Data items

---

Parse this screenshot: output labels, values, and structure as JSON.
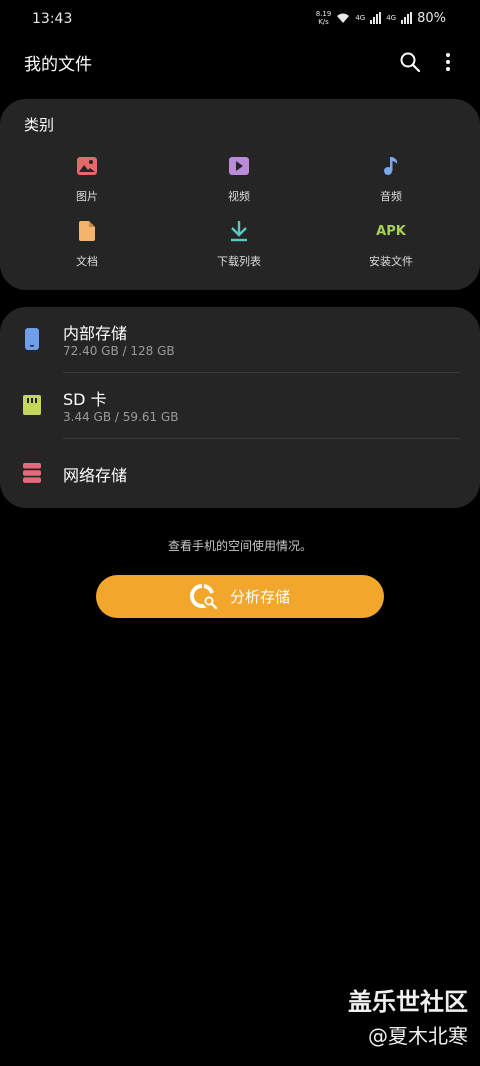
{
  "status_bar": {
    "time": "13:43",
    "net_speed_value": "8.19",
    "net_speed_unit": "K/s",
    "sim1_label": "4G",
    "sim2_label": "4G",
    "battery": "80%"
  },
  "header": {
    "title": "我的文件",
    "search_icon": "search-icon",
    "more_icon": "more-vertical-icon"
  },
  "categories": {
    "title": "类别",
    "items": [
      {
        "label": "图片",
        "icon": "image-icon",
        "color": "#e46a6a"
      },
      {
        "label": "视频",
        "icon": "video-icon",
        "color": "#b98bd8"
      },
      {
        "label": "音频",
        "icon": "music-icon",
        "color": "#7ba8ea"
      },
      {
        "label": "文档",
        "icon": "document-icon",
        "color": "#f4b46c"
      },
      {
        "label": "下载列表",
        "icon": "download-icon",
        "color": "#5cc6c2"
      },
      {
        "label": "安装文件",
        "icon": "apk-icon",
        "glyph": "APK",
        "color": "#a6d15a"
      }
    ]
  },
  "storage": {
    "items": [
      {
        "title": "内部存储",
        "subtitle": "72.40 GB / 128 GB",
        "icon": "phone-icon",
        "color": "#6f9eea"
      },
      {
        "title": "SD 卡",
        "subtitle": "3.44 GB / 59.61 GB",
        "icon": "sd-card-icon",
        "color": "#c6d65a"
      },
      {
        "title": "网络存储",
        "icon": "server-icon",
        "color": "#e86a7a"
      }
    ]
  },
  "hint": "查看手机的空间使用情况。",
  "analyze_button": {
    "label": "分析存储",
    "color": "#f3a62c",
    "icon": "analyze-storage-icon"
  },
  "watermark": {
    "line1": "盖乐世社区",
    "line2": "@夏木北寒"
  }
}
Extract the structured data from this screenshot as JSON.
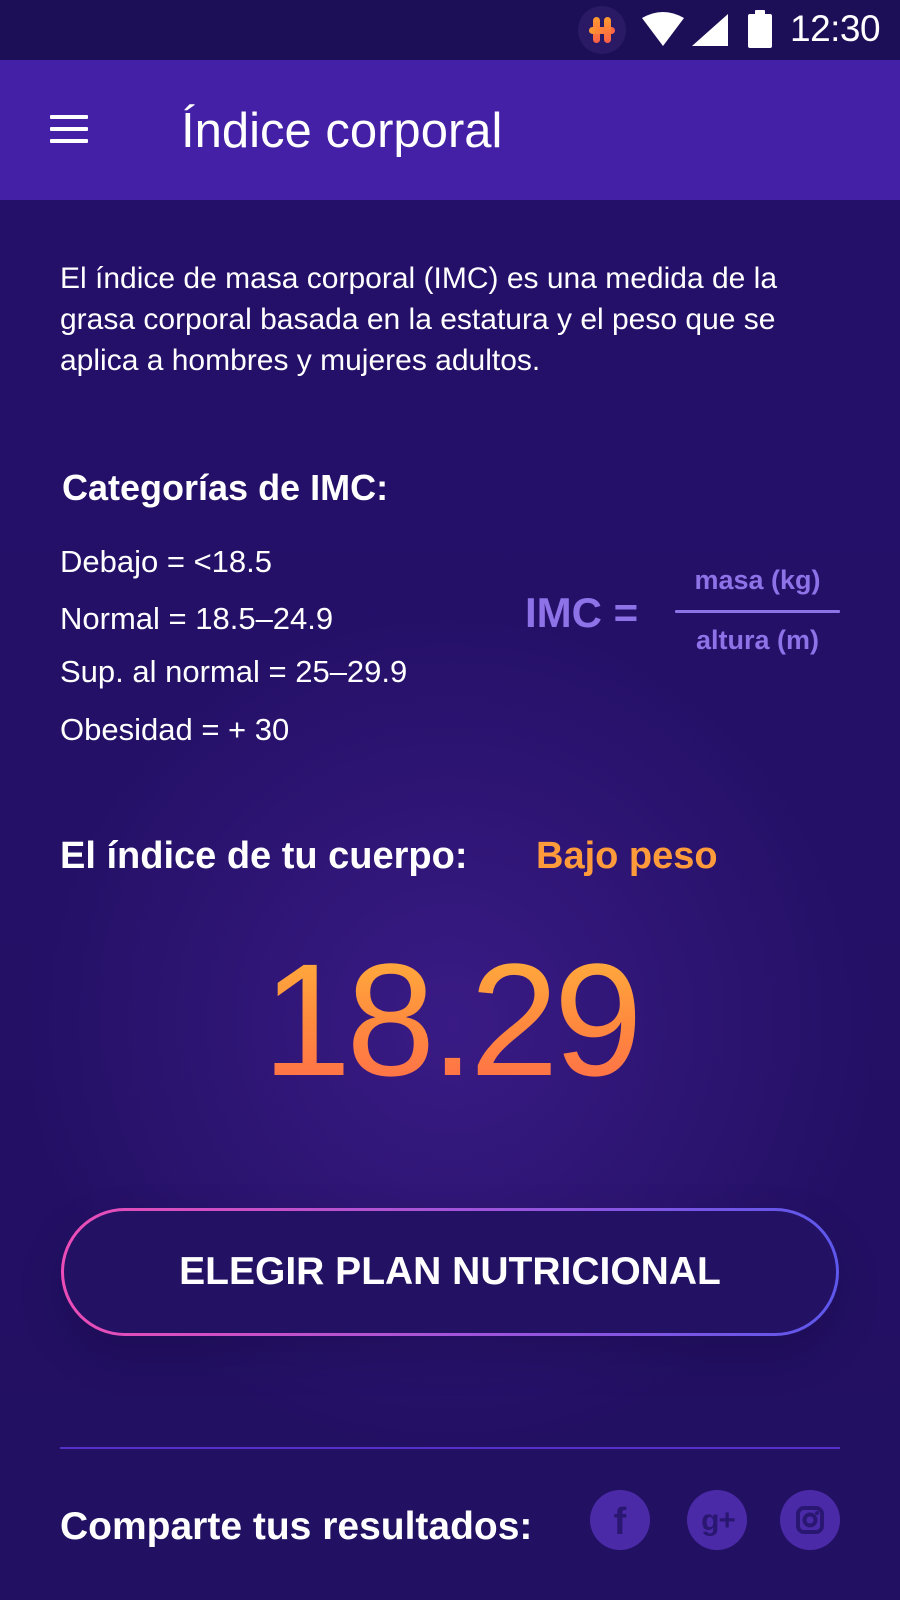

---

§ **Job**
Using the material above, return every line exactly as it appears, minus the pictures.

§ **Full answer**
Parse this screenshot: output labels, values, and structure as JSON.
{
  "status_bar": {
    "time": "13:43",
    "net_speed_value": "8.19",
    "net_speed_unit": "K/s",
    "sim1_label": "4G",
    "sim2_label": "4G",
    "battery": "80%"
  },
  "header": {
    "title": "我的文件",
    "search_icon": "search-icon",
    "more_icon": "more-vertical-icon"
  },
  "categories": {
    "title": "类别",
    "items": [
      {
        "label": "图片",
        "icon": "image-icon",
        "color": "#e46a6a"
      },
      {
        "label": "视频",
        "icon": "video-icon",
        "color": "#b98bd8"
      },
      {
        "label": "音频",
        "icon": "music-icon",
        "color": "#7ba8ea"
      },
      {
        "label": "文档",
        "icon": "document-icon",
        "color": "#f4b46c"
      },
      {
        "label": "下载列表",
        "icon": "download-icon",
        "color": "#5cc6c2"
      },
      {
        "label": "安装文件",
        "icon": "apk-icon",
        "glyph": "APK",
        "color": "#a6d15a"
      }
    ]
  },
  "storage": {
    "items": [
      {
        "title": "内部存储",
        "subtitle": "72.40 GB / 128 GB",
        "icon": "phone-icon",
        "color": "#6f9eea"
      },
      {
        "title": "SD 卡",
        "subtitle": "3.44 GB / 59.61 GB",
        "icon": "sd-card-icon",
        "color": "#c6d65a"
      },
      {
        "title": "网络存储",
        "icon": "server-icon",
        "color": "#e86a7a"
      }
    ]
  },
  "hint": "查看手机的空间使用情况。",
  "analyze_button": {
    "label": "分析存储",
    "color": "#f3a62c",
    "icon": "analyze-storage-icon"
  },
  "watermark": {
    "line1": "盖乐世社区",
    "line2": "@夏木北寒"
  }
}
Extract the structured data from this screenshot as JSON.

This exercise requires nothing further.